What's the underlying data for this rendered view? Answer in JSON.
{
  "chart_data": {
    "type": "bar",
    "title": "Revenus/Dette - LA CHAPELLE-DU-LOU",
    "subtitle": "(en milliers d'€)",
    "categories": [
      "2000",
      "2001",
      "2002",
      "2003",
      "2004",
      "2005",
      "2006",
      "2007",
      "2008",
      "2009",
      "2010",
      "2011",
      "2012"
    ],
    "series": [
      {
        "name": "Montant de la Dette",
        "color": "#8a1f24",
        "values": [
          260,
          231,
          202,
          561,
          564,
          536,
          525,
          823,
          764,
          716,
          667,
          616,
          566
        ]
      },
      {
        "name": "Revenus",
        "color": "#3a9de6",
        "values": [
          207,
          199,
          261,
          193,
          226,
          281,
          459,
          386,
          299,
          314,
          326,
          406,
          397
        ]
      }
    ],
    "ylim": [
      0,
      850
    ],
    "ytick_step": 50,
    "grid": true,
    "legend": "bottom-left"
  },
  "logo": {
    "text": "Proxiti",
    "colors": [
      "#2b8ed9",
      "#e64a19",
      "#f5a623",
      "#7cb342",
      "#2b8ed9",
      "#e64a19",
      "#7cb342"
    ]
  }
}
═══
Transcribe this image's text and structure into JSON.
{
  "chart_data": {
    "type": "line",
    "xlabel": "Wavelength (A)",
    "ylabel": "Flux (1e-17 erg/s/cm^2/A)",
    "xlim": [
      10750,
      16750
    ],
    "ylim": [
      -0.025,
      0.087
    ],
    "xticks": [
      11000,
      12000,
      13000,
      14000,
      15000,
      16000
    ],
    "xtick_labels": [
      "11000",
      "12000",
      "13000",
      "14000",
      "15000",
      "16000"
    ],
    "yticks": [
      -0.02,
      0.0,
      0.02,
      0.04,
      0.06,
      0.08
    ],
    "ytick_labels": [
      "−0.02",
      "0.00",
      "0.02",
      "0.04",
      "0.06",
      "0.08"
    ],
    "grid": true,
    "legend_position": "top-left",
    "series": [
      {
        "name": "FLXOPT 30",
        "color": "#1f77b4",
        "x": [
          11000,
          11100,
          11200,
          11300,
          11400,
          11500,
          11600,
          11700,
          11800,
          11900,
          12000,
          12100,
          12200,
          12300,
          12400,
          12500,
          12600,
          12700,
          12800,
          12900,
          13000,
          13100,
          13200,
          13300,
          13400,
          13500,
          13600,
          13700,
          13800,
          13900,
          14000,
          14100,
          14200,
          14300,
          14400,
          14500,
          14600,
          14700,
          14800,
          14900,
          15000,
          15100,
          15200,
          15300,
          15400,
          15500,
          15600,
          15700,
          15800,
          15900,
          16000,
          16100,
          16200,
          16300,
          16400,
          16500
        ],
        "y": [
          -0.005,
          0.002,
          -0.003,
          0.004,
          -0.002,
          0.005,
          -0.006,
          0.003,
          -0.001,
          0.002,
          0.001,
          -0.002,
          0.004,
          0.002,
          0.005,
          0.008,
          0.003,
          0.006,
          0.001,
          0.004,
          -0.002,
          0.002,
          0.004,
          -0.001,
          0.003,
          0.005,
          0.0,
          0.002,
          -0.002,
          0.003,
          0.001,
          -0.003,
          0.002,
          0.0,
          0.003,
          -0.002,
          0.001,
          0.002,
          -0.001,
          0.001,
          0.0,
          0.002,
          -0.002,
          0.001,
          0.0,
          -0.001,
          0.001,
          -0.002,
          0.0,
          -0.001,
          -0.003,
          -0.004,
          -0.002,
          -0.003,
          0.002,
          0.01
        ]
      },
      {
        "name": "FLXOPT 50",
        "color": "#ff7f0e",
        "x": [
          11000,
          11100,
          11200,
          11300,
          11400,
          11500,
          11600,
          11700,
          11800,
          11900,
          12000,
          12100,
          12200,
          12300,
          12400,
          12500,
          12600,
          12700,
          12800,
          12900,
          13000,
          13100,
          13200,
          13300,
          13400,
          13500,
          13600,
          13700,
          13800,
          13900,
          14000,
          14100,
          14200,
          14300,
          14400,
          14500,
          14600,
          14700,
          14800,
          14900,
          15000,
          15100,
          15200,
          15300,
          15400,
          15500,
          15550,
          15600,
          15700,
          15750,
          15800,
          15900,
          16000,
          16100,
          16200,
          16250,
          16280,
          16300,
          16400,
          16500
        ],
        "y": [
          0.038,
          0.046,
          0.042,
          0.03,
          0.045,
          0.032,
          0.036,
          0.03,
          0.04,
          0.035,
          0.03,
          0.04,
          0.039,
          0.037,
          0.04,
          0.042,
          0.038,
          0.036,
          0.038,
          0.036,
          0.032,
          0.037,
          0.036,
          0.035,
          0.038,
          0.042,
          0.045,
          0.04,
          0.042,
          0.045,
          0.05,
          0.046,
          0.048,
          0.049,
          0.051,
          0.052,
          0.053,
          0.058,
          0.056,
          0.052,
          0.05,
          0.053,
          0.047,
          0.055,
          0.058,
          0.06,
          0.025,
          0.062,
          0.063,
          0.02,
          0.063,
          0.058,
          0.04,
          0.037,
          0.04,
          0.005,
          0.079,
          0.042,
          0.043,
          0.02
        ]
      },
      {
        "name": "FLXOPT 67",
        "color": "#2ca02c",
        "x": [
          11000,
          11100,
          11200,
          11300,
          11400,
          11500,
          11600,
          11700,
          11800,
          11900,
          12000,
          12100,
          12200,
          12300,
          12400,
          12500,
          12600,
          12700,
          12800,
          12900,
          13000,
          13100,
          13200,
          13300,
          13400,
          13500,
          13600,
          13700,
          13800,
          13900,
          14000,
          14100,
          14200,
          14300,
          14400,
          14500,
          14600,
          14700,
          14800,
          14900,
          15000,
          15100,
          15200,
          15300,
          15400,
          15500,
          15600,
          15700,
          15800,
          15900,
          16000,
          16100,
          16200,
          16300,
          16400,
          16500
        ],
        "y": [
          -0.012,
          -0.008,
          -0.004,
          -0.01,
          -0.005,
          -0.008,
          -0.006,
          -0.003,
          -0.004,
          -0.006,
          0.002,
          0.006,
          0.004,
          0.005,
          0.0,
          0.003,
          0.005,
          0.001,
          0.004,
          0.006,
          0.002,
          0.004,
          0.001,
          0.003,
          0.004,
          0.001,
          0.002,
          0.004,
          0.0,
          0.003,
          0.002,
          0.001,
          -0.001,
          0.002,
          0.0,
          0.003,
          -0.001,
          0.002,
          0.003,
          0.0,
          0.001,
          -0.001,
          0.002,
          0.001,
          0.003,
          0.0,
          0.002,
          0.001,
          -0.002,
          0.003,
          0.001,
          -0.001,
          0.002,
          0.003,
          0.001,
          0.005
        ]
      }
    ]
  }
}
═══
Task to carry out
Look above for every line with the word "FLXOPT" and copy it.

Response to the task
        "name": "FLXOPT 30",
        "name": "FLXOPT 50",
        "name": "FLXOPT 67",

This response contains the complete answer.